start MATERIAL PROVIDED
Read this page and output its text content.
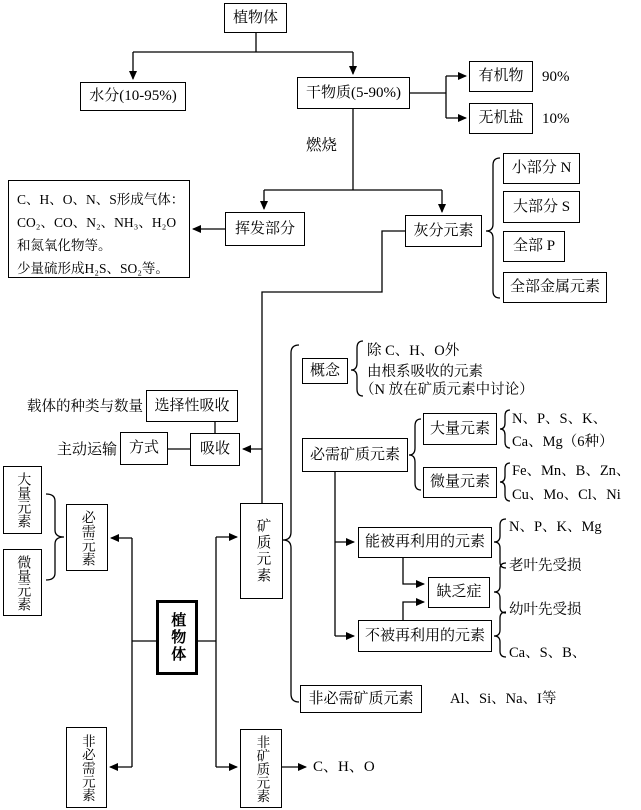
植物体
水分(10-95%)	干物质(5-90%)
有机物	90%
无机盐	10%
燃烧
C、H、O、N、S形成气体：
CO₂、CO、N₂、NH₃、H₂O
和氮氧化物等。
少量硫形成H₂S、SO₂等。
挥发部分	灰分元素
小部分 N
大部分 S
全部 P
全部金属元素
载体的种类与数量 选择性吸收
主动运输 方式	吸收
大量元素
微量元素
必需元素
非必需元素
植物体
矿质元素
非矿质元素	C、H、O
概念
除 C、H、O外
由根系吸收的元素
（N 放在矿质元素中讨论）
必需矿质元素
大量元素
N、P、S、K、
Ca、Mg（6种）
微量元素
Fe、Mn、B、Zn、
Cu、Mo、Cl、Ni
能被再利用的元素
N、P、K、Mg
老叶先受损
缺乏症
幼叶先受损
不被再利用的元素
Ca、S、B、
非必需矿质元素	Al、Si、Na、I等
end MATERIAL PROVIDED
WHAT YOU HAVE TO DO:
Print every entry exactly as written, without the pictures.

ANSWER TO THE TASK:
Read this page and output its text content.
植物体
水分(10-95%)	干物质(5-90%)
有机物	90%
无机盐	10%
燃烧
C、H、O、N、S形成气体：
CO₂、CO、N₂、NH₃、H₂O
和氮氧化物等。
少量硫形成H₂S、SO₂等。
挥发部分	灰分元素
小部分 N
大部分 S
全部 P
全部金属元素
载体的种类与数量 选择性吸收
主动运输 方式	吸收
大量元素
微量元素
必需元素
非必需元素
植物体
矿质元素
非矿质元素	C、H、O
概念
除 C、H、O外
由根系吸收的元素
（N 放在矿质元素中讨论）
必需矿质元素
大量元素
N、P、S、K、
Ca、Mg（6种）
微量元素
Fe、Mn、B、Zn、
Cu、Mo、Cl、Ni
能被再利用的元素
N、P、K、Mg
老叶先受损
缺乏症
幼叶先受损
不被再利用的元素
Ca、S、B、
非必需矿质元素	Al、Si、Na、I等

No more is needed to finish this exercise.